**Exercise objective**. Find the word "πραγματοποιήθηκε" in the material below and gather every line that contains it.

**Stored rows**.
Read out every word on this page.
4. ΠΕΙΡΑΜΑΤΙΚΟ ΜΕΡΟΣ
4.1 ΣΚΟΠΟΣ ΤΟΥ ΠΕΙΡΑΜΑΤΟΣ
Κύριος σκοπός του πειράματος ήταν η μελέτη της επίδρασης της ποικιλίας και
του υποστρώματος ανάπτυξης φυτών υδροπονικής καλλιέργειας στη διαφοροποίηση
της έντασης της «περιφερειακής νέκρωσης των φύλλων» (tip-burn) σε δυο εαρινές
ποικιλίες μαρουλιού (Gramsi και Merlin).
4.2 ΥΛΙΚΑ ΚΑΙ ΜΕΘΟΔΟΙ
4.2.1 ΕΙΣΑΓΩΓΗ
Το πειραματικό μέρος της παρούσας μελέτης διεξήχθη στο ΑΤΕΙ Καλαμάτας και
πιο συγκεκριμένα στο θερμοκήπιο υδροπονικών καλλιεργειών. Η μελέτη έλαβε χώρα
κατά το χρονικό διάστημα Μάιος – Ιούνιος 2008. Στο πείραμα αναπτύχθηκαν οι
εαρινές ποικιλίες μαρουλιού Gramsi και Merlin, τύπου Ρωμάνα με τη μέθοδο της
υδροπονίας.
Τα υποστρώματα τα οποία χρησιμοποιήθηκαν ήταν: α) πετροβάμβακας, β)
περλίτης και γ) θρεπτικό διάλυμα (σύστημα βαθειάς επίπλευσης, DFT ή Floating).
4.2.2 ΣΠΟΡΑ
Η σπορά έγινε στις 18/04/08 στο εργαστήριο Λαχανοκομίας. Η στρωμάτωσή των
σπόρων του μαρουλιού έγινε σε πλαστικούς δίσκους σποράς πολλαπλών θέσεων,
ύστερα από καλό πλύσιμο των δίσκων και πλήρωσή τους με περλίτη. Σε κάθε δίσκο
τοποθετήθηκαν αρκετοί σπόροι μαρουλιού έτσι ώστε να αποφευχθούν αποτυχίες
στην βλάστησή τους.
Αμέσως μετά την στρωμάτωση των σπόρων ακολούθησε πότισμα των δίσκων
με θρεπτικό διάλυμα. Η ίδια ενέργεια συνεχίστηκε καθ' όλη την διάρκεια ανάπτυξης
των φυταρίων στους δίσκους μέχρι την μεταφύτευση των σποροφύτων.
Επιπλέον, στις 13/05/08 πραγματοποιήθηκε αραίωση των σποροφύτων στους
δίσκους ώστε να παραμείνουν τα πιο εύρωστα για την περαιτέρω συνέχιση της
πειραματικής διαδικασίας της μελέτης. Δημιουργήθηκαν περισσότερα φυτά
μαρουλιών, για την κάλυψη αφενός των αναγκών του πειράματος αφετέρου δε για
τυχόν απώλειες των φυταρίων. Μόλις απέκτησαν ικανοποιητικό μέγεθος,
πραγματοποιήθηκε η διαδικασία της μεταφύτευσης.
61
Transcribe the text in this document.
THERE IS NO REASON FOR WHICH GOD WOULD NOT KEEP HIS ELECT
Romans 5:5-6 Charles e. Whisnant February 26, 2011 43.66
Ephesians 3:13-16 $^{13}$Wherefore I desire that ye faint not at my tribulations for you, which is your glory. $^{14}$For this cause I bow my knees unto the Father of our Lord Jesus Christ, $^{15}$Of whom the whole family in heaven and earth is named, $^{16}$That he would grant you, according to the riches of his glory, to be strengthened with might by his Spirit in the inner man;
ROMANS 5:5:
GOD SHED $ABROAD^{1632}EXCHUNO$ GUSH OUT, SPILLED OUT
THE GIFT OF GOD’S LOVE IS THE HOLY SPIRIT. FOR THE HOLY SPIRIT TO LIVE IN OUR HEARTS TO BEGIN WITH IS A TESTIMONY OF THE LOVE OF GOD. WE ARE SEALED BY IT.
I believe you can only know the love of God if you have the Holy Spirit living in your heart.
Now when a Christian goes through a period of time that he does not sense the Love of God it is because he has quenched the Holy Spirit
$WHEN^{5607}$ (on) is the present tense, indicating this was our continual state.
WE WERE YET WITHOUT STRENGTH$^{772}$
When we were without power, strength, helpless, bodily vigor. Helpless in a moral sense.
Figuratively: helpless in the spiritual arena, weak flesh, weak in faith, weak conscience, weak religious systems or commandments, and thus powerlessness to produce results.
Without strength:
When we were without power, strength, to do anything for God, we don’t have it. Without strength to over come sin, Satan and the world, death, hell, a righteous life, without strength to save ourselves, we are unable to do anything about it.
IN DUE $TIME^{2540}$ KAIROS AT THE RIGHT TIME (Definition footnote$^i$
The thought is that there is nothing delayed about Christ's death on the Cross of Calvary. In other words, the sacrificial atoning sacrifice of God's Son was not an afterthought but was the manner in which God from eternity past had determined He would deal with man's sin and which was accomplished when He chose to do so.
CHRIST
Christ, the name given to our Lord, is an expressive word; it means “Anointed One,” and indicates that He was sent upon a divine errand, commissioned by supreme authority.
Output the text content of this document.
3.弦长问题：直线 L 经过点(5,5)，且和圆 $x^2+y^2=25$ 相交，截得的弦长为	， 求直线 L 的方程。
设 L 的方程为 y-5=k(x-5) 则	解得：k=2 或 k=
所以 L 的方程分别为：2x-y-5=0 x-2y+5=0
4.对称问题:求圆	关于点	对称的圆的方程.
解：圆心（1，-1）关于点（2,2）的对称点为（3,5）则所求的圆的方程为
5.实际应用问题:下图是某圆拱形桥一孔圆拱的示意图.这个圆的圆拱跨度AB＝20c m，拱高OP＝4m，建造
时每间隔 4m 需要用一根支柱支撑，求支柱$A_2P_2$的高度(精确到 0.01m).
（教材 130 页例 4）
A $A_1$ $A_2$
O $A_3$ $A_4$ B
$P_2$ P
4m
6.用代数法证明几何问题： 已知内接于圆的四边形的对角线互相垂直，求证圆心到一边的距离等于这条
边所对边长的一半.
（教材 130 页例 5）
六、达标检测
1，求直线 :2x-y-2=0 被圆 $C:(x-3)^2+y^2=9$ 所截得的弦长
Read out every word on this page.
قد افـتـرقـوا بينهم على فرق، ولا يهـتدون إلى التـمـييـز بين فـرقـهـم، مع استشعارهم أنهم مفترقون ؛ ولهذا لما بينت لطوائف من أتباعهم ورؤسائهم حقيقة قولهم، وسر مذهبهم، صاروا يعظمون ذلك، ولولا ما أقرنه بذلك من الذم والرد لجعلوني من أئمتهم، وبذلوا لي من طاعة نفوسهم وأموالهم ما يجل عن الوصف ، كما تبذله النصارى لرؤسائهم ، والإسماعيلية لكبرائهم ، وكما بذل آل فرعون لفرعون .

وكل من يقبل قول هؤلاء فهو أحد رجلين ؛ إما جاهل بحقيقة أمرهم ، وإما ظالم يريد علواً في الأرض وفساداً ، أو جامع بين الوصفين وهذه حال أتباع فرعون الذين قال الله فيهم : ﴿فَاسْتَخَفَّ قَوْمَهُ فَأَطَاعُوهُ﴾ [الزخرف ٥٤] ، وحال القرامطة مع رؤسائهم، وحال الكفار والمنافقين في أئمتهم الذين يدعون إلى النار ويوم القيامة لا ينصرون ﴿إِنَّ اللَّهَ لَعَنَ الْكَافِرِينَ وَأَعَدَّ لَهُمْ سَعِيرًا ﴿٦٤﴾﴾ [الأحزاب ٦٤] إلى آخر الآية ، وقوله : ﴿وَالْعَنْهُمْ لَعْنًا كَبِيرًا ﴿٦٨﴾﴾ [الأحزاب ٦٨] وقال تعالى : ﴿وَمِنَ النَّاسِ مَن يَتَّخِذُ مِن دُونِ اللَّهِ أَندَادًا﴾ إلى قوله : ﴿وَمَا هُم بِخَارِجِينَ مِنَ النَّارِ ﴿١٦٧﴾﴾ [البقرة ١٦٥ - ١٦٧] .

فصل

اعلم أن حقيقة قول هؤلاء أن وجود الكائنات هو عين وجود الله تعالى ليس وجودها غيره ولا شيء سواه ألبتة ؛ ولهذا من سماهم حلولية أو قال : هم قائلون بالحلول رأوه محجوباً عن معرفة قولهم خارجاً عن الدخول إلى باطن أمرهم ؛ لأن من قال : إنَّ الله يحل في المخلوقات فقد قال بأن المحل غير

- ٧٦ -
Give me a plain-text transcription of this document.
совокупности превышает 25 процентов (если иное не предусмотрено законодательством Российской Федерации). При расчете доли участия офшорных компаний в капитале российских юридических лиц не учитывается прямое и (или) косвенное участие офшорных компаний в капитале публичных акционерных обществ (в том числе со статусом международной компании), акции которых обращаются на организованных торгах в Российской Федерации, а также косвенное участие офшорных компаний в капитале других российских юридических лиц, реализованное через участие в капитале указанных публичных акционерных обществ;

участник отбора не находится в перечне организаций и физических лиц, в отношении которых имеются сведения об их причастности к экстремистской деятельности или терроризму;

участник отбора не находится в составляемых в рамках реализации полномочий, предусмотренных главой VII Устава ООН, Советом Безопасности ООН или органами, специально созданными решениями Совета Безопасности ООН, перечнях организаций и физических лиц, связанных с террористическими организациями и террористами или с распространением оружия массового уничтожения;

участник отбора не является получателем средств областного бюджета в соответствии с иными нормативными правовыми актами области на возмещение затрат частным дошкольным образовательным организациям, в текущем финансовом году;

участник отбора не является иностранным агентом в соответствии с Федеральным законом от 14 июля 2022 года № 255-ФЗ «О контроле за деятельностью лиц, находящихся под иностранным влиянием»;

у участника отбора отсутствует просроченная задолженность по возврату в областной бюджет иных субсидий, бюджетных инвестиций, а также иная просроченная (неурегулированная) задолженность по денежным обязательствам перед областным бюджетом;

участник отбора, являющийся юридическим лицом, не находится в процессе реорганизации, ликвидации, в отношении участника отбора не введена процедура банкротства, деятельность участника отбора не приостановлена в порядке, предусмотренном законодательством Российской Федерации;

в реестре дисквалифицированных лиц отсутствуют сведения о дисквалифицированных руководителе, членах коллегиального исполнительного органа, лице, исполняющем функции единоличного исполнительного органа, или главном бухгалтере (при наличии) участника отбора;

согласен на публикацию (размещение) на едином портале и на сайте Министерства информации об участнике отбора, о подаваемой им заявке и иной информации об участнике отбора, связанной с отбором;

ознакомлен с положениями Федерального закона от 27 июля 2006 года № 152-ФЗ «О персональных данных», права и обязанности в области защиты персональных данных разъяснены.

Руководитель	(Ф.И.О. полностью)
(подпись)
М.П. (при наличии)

**Written response**.
Επιπλέον, στις 13/05/08 πραγματοποιήθηκε αραίωση των σποροφύτων στους
πραγματοποιήθηκε η διαδικασία της μεταφύτευσης.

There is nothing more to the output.